▶ WRITTEN PROBLEM: Without the images, write out all of the following entries exactly.

# # #

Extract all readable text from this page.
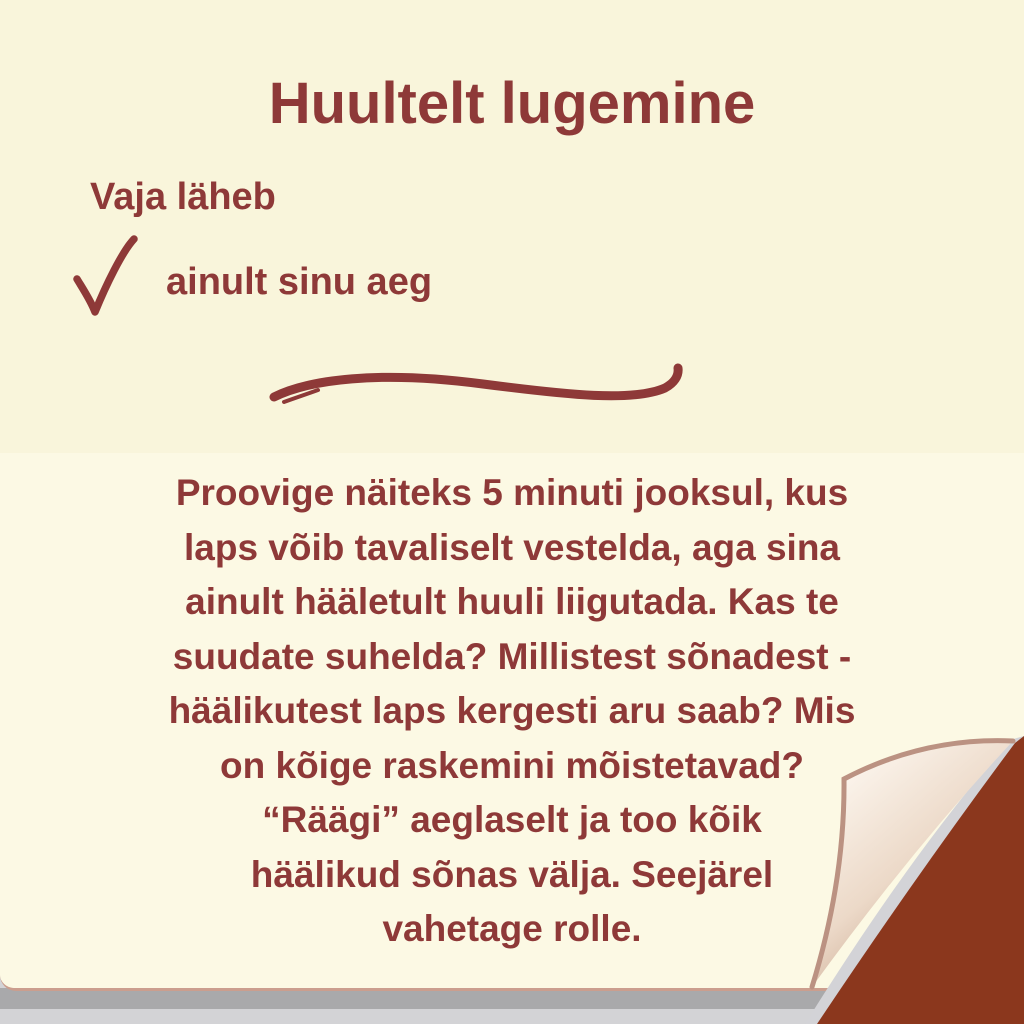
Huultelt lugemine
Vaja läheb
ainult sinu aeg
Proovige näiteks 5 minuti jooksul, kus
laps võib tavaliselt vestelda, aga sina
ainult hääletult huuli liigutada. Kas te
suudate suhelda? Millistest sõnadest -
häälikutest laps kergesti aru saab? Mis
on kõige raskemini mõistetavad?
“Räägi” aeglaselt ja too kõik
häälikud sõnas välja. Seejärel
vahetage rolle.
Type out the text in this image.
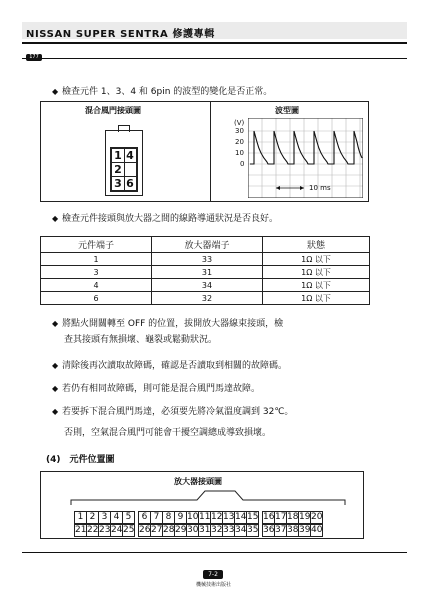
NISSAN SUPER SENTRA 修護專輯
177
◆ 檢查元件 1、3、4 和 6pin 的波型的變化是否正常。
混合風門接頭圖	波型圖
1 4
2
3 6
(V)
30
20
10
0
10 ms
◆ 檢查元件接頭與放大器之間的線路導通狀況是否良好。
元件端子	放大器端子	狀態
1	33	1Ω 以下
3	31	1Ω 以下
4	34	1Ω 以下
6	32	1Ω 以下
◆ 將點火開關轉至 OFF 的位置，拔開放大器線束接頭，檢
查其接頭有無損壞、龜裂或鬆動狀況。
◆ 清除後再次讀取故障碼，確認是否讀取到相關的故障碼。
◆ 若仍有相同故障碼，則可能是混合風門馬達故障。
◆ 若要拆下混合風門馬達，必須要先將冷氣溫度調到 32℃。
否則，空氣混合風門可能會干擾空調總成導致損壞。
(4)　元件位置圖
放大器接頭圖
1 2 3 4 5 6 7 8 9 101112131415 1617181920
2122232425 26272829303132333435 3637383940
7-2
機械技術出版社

# # #

▶ EXERCISE OUTPUT:
Extract all readable text from this page.
Huultelt lugemine
Vaja läheb
ainult sinu aeg
Proovige näiteks 5 minuti jooksul, kus
laps võib tavaliselt vestelda, aga sina
ainult hääletult huuli liigutada. Kas te
suudate suhelda? Millistest sõnadest -
häälikutest laps kergesti aru saab? Mis
on kõige raskemini mõistetavad?
“Räägi” aeglaselt ja too kõik
häälikud sõnas välja. Seejärel
vahetage rolle.
Type out the text in this image.
NISSAN SUPER SENTRA 修護專輯
177
◆ 檢查元件 1、3、4 和 6pin 的波型的變化是否正常。
混合風門接頭圖	波型圖
1 4
2
3 6
(V)
30
20
10
0
10 ms
◆ 檢查元件接頭與放大器之間的線路導通狀況是否良好。
元件端子	放大器端子	狀態
1	33	1Ω 以下
3	31	1Ω 以下
4	34	1Ω 以下
6	32	1Ω 以下
◆ 將點火開關轉至 OFF 的位置，拔開放大器線束接頭，檢
查其接頭有無損壞、龜裂或鬆動狀況。
◆ 清除後再次讀取故障碼，確認是否讀取到相關的故障碼。
◆ 若仍有相同故障碼，則可能是混合風門馬達故障。
◆ 若要拆下混合風門馬達，必須要先將冷氣溫度調到 32℃。
否則，空氣混合風門可能會干擾空調總成導致損壞。
(4)　元件位置圖
放大器接頭圖
1 2 3 4 5 6 7 8 9 101112131415 1617181920
2122232425 26272829303132333435 3637383940
7-2
機械技術出版社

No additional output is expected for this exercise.